Goal of the exercise.
Copy all the data exactly, except the pictures.

Excerpted data.
--- begin ---

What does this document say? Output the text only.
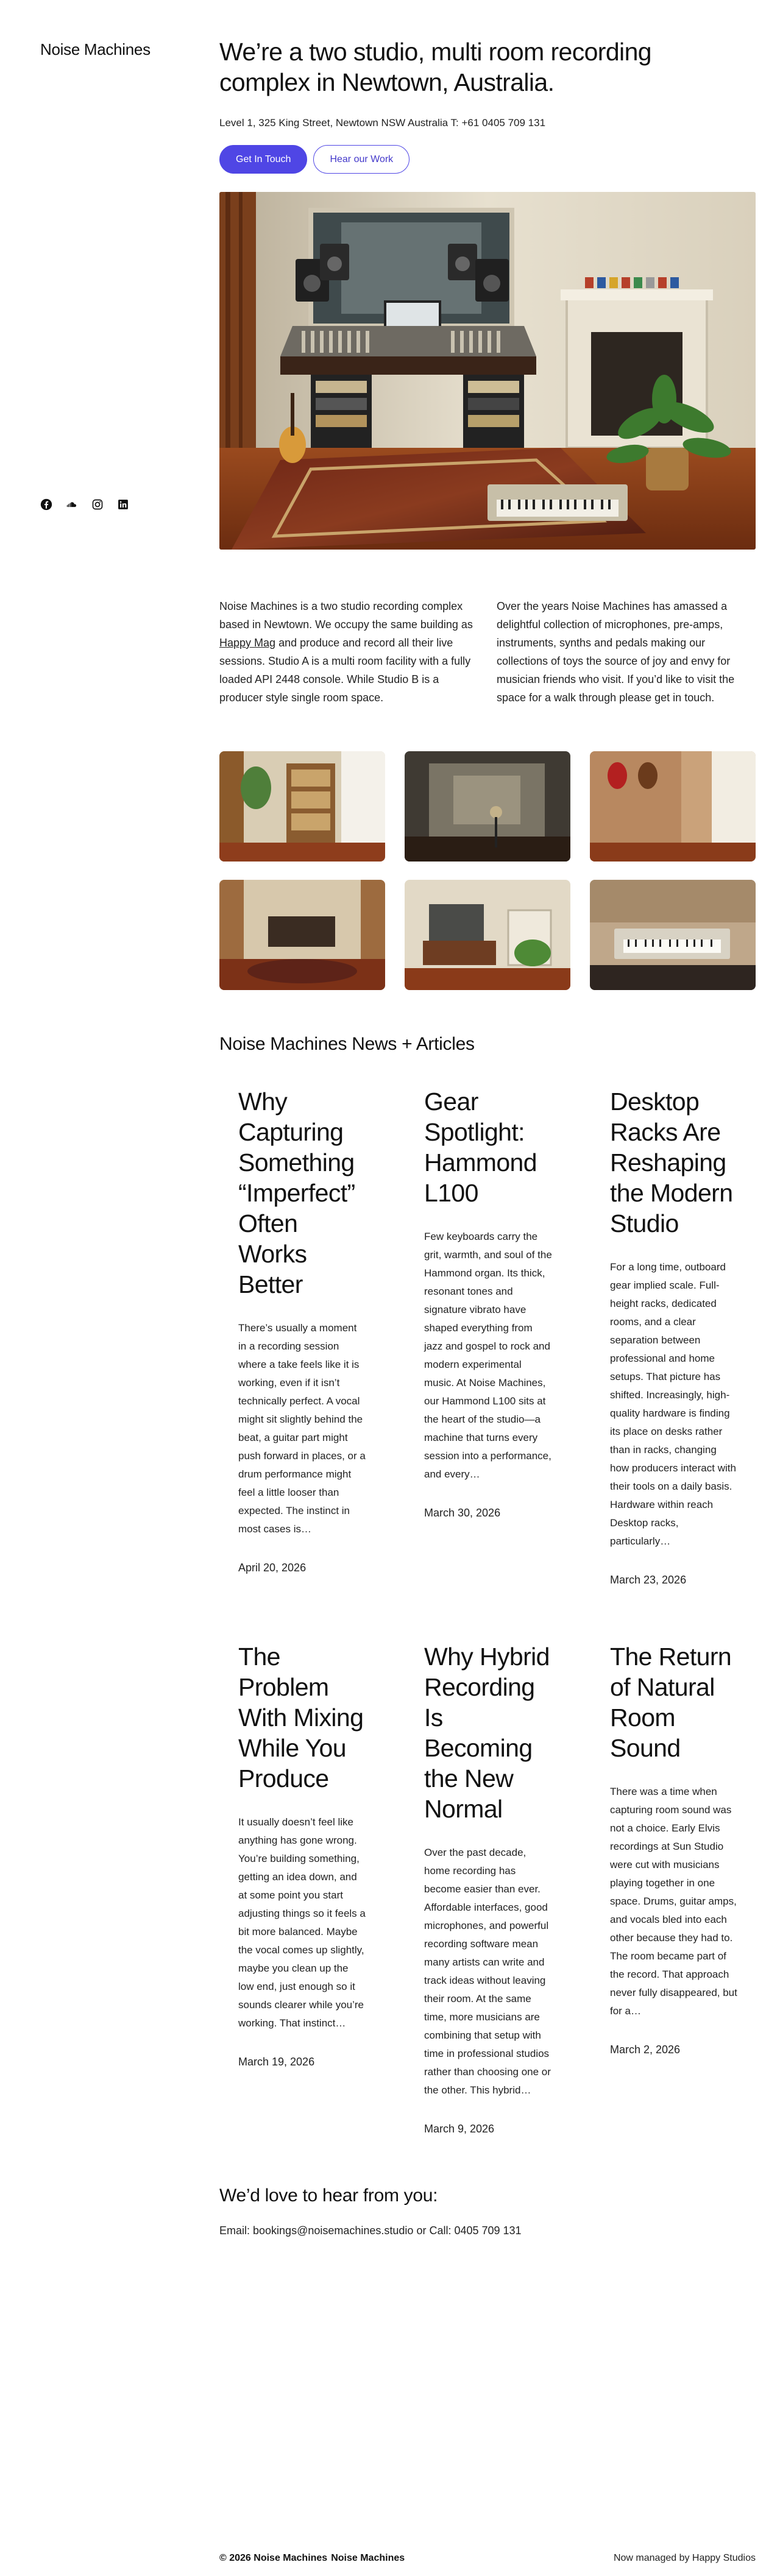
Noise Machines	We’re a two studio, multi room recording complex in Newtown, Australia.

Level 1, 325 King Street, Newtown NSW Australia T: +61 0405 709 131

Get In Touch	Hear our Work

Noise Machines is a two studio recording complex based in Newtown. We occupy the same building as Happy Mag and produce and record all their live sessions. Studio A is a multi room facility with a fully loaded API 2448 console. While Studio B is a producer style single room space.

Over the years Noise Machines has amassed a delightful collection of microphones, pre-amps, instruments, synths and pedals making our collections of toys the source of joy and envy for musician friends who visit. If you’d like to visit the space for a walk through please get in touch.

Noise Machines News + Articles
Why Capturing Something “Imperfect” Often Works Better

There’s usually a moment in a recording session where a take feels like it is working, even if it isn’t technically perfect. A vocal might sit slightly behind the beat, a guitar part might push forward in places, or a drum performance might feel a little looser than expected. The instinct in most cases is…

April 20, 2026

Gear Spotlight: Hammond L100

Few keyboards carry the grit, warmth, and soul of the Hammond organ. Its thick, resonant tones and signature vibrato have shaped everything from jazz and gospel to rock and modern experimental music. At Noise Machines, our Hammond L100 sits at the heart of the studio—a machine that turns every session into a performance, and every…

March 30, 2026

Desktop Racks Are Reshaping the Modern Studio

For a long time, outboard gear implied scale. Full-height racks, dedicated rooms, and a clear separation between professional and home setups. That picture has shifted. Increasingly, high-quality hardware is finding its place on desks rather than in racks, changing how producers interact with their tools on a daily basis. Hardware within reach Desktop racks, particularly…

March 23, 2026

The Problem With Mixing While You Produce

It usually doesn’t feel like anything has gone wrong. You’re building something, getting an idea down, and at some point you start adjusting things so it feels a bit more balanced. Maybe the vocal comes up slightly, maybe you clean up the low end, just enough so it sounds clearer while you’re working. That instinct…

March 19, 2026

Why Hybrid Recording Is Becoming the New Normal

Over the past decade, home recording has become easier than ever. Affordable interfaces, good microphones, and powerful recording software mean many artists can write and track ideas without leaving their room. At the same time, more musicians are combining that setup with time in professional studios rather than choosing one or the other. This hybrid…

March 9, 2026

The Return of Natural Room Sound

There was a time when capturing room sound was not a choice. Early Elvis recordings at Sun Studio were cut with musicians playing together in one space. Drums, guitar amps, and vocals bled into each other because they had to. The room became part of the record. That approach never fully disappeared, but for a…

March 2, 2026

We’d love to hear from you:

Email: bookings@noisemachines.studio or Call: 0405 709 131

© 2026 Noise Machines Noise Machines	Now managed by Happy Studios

--- end ---

Response to the task.
What does this document say? Output the text only.
Noise Machines	We’re a two studio, multi room recording complex in Newtown, Australia.

Level 1, 325 King Street, Newtown NSW Australia T: +61 0405 709 131

Get In Touch	Hear our Work

Noise Machines is a two studio recording complex based in Newtown. We occupy the same building as Happy Mag and produce and record all their live sessions. Studio A is a multi room facility with a fully loaded API 2448 console. While Studio B is a producer style single room space.

Over the years Noise Machines has amassed a delightful collection of microphones, pre-amps, instruments, synths and pedals making our collections of toys the source of joy and envy for musician friends who visit. If you’d like to visit the space for a walk through please get in touch.

Noise Machines News + Articles
Why Capturing Something “Imperfect” Often Works Better

There’s usually a moment in a recording session where a take feels like it is working, even if it isn’t technically perfect. A vocal might sit slightly behind the beat, a guitar part might push forward in places, or a drum performance might feel a little looser than expected. The instinct in most cases is…

April 20, 2026

Gear Spotlight: Hammond L100

Few keyboards carry the grit, warmth, and soul of the Hammond organ. Its thick, resonant tones and signature vibrato have shaped everything from jazz and gospel to rock and modern experimental music. At Noise Machines, our Hammond L100 sits at the heart of the studio—a machine that turns every session into a performance, and every…

March 30, 2026

Desktop Racks Are Reshaping the Modern Studio

For a long time, outboard gear implied scale. Full-height racks, dedicated rooms, and a clear separation between professional and home setups. That picture has shifted. Increasingly, high-quality hardware is finding its place on desks rather than in racks, changing how producers interact with their tools on a daily basis. Hardware within reach Desktop racks, particularly…

March 23, 2026

The Problem With Mixing While You Produce

It usually doesn’t feel like anything has gone wrong. You’re building something, getting an idea down, and at some point you start adjusting things so it feels a bit more balanced. Maybe the vocal comes up slightly, maybe you clean up the low end, just enough so it sounds clearer while you’re working. That instinct…

March 19, 2026

Why Hybrid Recording Is Becoming the New Normal

Over the past decade, home recording has become easier than ever. Affordable interfaces, good microphones, and powerful recording software mean many artists can write and track ideas without leaving their room. At the same time, more musicians are combining that setup with time in professional studios rather than choosing one or the other. This hybrid…

March 9, 2026

The Return of Natural Room Sound

There was a time when capturing room sound was not a choice. Early Elvis recordings at Sun Studio were cut with musicians playing together in one space. Drums, guitar amps, and vocals bled into each other because they had to. The room became part of the record. That approach never fully disappeared, but for a…

March 2, 2026

We’d love to hear from you:

Email: bookings@noisemachines.studio or Call: 0405 709 131

© 2026 Noise Machines Noise Machines	Now managed by Happy Studios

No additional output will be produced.